__SET TASK__.
Without the pictures, return all of the material exactly as written.

══ SUPPLIED DATA

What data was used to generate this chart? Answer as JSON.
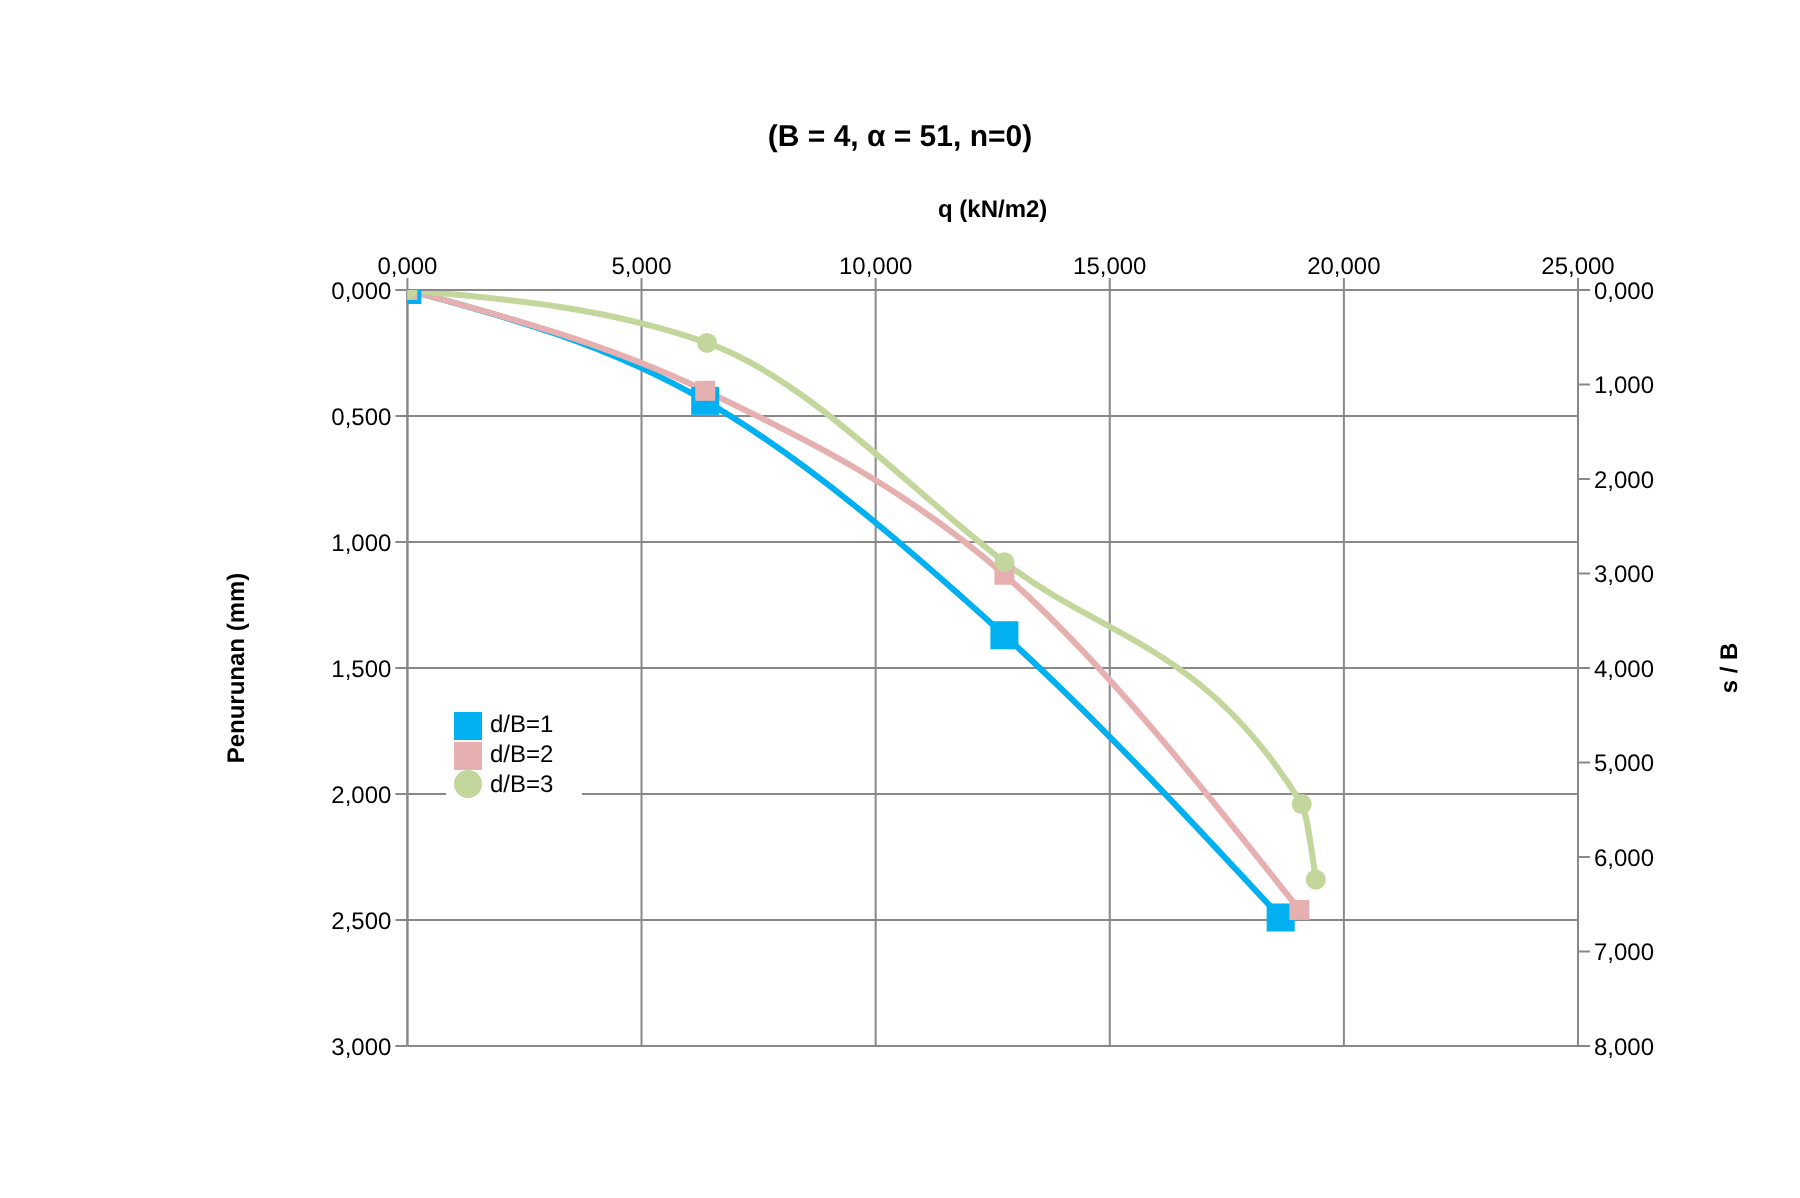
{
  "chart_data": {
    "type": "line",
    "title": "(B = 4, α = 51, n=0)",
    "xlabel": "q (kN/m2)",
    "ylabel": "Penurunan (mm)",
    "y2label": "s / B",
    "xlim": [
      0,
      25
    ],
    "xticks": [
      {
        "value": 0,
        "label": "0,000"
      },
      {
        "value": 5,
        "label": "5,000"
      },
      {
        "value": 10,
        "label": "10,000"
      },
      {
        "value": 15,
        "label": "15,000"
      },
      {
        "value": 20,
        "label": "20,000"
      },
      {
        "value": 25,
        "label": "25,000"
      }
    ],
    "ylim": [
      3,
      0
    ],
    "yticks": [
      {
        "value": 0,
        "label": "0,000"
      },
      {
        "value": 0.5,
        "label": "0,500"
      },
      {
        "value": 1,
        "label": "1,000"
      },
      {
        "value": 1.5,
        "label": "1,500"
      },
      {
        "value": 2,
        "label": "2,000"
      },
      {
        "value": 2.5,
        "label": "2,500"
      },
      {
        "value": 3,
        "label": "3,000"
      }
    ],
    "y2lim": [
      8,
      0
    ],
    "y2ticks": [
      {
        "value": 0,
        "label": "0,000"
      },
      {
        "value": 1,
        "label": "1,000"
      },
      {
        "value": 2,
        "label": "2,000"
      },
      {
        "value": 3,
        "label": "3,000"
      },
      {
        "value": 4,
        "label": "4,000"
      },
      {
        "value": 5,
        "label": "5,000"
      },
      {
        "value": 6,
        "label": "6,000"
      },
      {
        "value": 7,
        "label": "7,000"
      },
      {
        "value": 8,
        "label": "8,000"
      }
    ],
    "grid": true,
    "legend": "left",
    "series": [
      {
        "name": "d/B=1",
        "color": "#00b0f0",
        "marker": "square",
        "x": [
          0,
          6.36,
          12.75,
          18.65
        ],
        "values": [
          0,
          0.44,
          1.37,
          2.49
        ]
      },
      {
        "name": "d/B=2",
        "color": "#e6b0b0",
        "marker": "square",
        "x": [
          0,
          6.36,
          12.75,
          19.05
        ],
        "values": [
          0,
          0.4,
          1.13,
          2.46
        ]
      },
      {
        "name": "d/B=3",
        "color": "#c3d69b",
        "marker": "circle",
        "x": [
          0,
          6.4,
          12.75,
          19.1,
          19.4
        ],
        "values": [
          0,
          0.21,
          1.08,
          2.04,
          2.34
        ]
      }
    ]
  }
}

════

__CORRECT ANSWER__.
What data was used to generate this chart? Answer as JSON.
{
  "chart_data": {
    "type": "line",
    "title": "(B = 4, α = 51, n=0)",
    "xlabel": "q (kN/m2)",
    "ylabel": "Penurunan (mm)",
    "y2label": "s / B",
    "xlim": [
      0,
      25
    ],
    "xticks": [
      {
        "value": 0,
        "label": "0,000"
      },
      {
        "value": 5,
        "label": "5,000"
      },
      {
        "value": 10,
        "label": "10,000"
      },
      {
        "value": 15,
        "label": "15,000"
      },
      {
        "value": 20,
        "label": "20,000"
      },
      {
        "value": 25,
        "label": "25,000"
      }
    ],
    "ylim": [
      3,
      0
    ],
    "yticks": [
      {
        "value": 0,
        "label": "0,000"
      },
      {
        "value": 0.5,
        "label": "0,500"
      },
      {
        "value": 1,
        "label": "1,000"
      },
      {
        "value": 1.5,
        "label": "1,500"
      },
      {
        "value": 2,
        "label": "2,000"
      },
      {
        "value": 2.5,
        "label": "2,500"
      },
      {
        "value": 3,
        "label": "3,000"
      }
    ],
    "y2lim": [
      8,
      0
    ],
    "y2ticks": [
      {
        "value": 0,
        "label": "0,000"
      },
      {
        "value": 1,
        "label": "1,000"
      },
      {
        "value": 2,
        "label": "2,000"
      },
      {
        "value": 3,
        "label": "3,000"
      },
      {
        "value": 4,
        "label": "4,000"
      },
      {
        "value": 5,
        "label": "5,000"
      },
      {
        "value": 6,
        "label": "6,000"
      },
      {
        "value": 7,
        "label": "7,000"
      },
      {
        "value": 8,
        "label": "8,000"
      }
    ],
    "grid": true,
    "legend": "left",
    "series": [
      {
        "name": "d/B=1",
        "color": "#00b0f0",
        "marker": "square",
        "x": [
          0,
          6.36,
          12.75,
          18.65
        ],
        "values": [
          0,
          0.44,
          1.37,
          2.49
        ]
      },
      {
        "name": "d/B=2",
        "color": "#e6b0b0",
        "marker": "square",
        "x": [
          0,
          6.36,
          12.75,
          19.05
        ],
        "values": [
          0,
          0.4,
          1.13,
          2.46
        ]
      },
      {
        "name": "d/B=3",
        "color": "#c3d69b",
        "marker": "circle",
        "x": [
          0,
          6.4,
          12.75,
          19.1,
          19.4
        ],
        "values": [
          0,
          0.21,
          1.08,
          2.04,
          2.34
        ]
      }
    ]
  }
}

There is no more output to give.